>> Start

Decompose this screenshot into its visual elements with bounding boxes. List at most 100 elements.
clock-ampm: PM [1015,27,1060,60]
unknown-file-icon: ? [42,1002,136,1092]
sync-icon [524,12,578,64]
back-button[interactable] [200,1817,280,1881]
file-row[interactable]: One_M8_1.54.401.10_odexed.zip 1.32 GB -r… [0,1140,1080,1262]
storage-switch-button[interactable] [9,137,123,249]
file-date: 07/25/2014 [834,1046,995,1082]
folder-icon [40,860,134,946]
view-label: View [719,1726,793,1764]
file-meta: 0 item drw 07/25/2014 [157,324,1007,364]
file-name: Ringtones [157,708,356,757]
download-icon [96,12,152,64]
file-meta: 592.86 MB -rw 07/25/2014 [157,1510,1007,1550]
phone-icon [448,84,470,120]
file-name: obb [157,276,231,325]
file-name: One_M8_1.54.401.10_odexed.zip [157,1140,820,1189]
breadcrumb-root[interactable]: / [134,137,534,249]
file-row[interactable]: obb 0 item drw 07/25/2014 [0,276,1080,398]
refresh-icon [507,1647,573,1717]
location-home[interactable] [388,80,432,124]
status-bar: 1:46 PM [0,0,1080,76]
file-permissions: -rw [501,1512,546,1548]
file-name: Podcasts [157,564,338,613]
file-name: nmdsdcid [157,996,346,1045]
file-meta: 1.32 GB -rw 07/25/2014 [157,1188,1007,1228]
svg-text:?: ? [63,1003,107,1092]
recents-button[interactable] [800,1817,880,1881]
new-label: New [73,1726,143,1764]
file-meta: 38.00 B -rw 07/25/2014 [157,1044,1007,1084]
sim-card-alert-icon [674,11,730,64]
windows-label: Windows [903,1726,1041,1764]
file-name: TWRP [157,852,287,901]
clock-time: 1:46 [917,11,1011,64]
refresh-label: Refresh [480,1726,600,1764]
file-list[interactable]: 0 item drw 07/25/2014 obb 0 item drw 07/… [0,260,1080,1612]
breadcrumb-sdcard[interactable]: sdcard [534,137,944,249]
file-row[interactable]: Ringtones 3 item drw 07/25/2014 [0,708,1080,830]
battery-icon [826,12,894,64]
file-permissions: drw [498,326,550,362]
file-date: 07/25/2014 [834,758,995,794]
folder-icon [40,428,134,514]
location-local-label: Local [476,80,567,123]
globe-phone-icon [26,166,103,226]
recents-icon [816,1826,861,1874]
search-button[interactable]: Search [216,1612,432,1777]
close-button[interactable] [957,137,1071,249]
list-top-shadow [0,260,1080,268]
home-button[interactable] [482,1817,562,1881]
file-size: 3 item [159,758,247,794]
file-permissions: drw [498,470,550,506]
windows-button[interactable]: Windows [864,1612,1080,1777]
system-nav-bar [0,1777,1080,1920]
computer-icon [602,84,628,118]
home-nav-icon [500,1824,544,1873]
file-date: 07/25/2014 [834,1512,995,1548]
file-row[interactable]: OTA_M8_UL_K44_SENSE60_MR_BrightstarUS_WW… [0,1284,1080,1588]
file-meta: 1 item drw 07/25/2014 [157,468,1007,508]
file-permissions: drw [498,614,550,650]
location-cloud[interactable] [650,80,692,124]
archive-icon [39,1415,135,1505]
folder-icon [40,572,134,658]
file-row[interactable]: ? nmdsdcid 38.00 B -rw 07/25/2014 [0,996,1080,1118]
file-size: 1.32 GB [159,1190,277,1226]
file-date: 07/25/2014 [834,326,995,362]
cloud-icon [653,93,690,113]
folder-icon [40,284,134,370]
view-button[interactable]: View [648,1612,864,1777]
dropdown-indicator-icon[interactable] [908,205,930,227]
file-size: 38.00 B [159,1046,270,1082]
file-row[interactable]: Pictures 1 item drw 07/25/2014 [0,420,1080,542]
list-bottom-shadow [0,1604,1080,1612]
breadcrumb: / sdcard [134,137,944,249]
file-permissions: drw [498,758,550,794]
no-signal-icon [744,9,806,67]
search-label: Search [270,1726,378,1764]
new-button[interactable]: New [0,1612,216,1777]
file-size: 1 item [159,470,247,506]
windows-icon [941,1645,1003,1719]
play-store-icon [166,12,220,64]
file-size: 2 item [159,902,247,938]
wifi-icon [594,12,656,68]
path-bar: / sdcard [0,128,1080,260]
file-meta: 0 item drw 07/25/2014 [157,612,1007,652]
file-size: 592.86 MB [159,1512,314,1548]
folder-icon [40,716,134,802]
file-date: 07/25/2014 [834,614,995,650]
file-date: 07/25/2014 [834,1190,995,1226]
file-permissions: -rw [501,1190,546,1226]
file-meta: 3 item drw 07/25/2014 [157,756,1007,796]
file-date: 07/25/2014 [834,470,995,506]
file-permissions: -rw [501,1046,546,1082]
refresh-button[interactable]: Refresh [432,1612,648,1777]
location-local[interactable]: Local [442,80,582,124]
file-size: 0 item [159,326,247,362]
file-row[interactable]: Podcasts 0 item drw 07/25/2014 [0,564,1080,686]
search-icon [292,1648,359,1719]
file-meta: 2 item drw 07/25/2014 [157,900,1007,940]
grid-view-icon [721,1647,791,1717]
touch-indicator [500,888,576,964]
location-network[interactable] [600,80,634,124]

>> End

- [REQUIRED TASK]: Please express the items from the start through the line that contains "file-name: Ringtones [157,708,356,757]" as a numbered list, with blank lines left out.

- [FULL OUTPUT]:
1. Decompose this screenshot into its visual elements with bounding boxes. List at most 100 elements.
2. clock-ampm: PM [1015,27,1060,60]
3. unknown-file-icon: ? [42,1002,136,1092]
4. sync-icon [524,12,578,64]
5. back-button[interactable] [200,1817,280,1881]
6. file-row[interactable]: One_M8_1.54.401.10_odexed.zip 1.32 GB -r… [0,1140,1080,1262]
7. storage-switch-button[interactable] [9,137,123,249]
8. file-date: 07/25/2014 [834,1046,995,1082]
9. folder-icon [40,860,134,946]
10. view-label: View [719,1726,793,1764]
11. file-meta: 0 item drw 07/25/2014 [157,324,1007,364]
12. file-name: Ringtones [157,708,356,757]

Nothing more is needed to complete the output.